*WHAT IS ASKED*.
Write down every entry below once more, exactly.

*INFORMATION PROVIDED*.
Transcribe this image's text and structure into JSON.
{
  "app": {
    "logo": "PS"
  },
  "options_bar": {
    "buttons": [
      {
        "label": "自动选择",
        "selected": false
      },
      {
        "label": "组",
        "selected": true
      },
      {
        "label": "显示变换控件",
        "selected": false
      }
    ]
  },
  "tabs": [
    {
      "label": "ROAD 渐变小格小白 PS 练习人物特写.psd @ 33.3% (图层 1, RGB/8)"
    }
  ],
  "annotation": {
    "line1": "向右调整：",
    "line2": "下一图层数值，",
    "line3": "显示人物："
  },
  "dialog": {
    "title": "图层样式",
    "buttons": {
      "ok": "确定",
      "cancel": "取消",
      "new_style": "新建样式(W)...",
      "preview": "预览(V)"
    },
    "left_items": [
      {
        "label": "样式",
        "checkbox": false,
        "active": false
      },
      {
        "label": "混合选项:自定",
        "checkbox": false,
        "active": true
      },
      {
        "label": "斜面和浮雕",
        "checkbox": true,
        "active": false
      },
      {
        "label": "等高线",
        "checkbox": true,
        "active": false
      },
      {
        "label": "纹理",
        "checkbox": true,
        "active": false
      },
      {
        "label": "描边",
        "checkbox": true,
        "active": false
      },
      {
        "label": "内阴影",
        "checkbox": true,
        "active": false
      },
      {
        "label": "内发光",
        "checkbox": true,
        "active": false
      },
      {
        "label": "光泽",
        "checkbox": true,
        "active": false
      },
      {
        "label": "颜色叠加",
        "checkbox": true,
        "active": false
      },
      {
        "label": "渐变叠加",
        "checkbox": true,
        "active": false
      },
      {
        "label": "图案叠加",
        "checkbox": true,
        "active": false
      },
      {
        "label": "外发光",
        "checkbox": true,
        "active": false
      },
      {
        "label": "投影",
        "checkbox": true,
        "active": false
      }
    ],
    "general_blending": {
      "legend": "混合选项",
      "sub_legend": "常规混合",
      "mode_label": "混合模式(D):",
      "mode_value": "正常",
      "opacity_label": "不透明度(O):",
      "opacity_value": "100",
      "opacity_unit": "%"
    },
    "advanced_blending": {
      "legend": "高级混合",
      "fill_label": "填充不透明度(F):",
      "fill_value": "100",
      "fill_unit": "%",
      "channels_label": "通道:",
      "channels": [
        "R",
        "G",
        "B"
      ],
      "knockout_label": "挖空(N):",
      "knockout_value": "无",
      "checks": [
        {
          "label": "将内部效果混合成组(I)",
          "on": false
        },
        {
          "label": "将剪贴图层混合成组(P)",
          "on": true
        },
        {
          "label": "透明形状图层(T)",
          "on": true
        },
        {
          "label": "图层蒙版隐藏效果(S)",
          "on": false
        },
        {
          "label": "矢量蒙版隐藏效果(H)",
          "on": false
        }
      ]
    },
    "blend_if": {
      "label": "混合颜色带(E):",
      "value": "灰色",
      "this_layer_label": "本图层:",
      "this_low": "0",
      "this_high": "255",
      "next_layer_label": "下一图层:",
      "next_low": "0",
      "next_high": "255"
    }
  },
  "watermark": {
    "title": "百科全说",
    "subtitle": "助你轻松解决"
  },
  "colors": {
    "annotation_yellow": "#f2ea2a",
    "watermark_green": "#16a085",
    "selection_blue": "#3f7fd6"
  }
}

*SOLUTION*.
Transcribe this image's text and structure into JSON.
{
  "app": {
    "logo": "PS"
  },
  "options_bar": {
    "buttons": [
      {
        "label": "自动选择",
        "selected": false
      },
      {
        "label": "组",
        "selected": true
      },
      {
        "label": "显示变换控件",
        "selected": false
      }
    ]
  },
  "tabs": [
    {
      "label": "ROAD 渐变小格小白 PS 练习人物特写.psd @ 33.3% (图层 1, RGB/8)"
    }
  ],
  "annotation": {
    "line1": "向右调整：",
    "line2": "下一图层数值，",
    "line3": "显示人物："
  },
  "dialog": {
    "title": "图层样式",
    "buttons": {
      "ok": "确定",
      "cancel": "取消",
      "new_style": "新建样式(W)...",
      "preview": "预览(V)"
    },
    "left_items": [
      {
        "label": "样式",
        "checkbox": false,
        "active": false
      },
      {
        "label": "混合选项:自定",
        "checkbox": false,
        "active": true
      },
      {
        "label": "斜面和浮雕",
        "checkbox": true,
        "active": false
      },
      {
        "label": "等高线",
        "checkbox": true,
        "active": false
      },
      {
        "label": "纹理",
        "checkbox": true,
        "active": false
      },
      {
        "label": "描边",
        "checkbox": true,
        "active": false
      },
      {
        "label": "内阴影",
        "checkbox": true,
        "active": false
      },
      {
        "label": "内发光",
        "checkbox": true,
        "active": false
      },
      {
        "label": "光泽",
        "checkbox": true,
        "active": false
      },
      {
        "label": "颜色叠加",
        "checkbox": true,
        "active": false
      },
      {
        "label": "渐变叠加",
        "checkbox": true,
        "active": false
      },
      {
        "label": "图案叠加",
        "checkbox": true,
        "active": false
      },
      {
        "label": "外发光",
        "checkbox": true,
        "active": false
      },
      {
        "label": "投影",
        "checkbox": true,
        "active": false
      }
    ],
    "general_blending": {
      "legend": "混合选项",
      "sub_legend": "常规混合",
      "mode_label": "混合模式(D):",
      "mode_value": "正常",
      "opacity_label": "不透明度(O):",
      "opacity_value": "100",
      "opacity_unit": "%"
    },
    "advanced_blending": {
      "legend": "高级混合",
      "fill_label": "填充不透明度(F):",
      "fill_value": "100",
      "fill_unit": "%",
      "channels_label": "通道:",
      "channels": [
        "R",
        "G",
        "B"
      ],
      "knockout_label": "挖空(N):",
      "knockout_value": "无",
      "checks": [
        {
          "label": "将内部效果混合成组(I)",
          "on": false
        },
        {
          "label": "将剪贴图层混合成组(P)",
          "on": true
        },
        {
          "label": "透明形状图层(T)",
          "on": true
        },
        {
          "label": "图层蒙版隐藏效果(S)",
          "on": false
        },
        {
          "label": "矢量蒙版隐藏效果(H)",
          "on": false
        }
      ]
    },
    "blend_if": {
      "label": "混合颜色带(E):",
      "value": "灰色",
      "this_layer_label": "本图层:",
      "this_low": "0",
      "this_high": "255",
      "next_layer_label": "下一图层:",
      "next_low": "0",
      "next_high": "255"
    }
  },
  "watermark": {
    "title": "百科全说",
    "subtitle": "助你轻松解决"
  },
  "colors": {
    "annotation_yellow": "#f2ea2a",
    "watermark_green": "#16a085",
    "selection_blue": "#3f7fd6"
  }
}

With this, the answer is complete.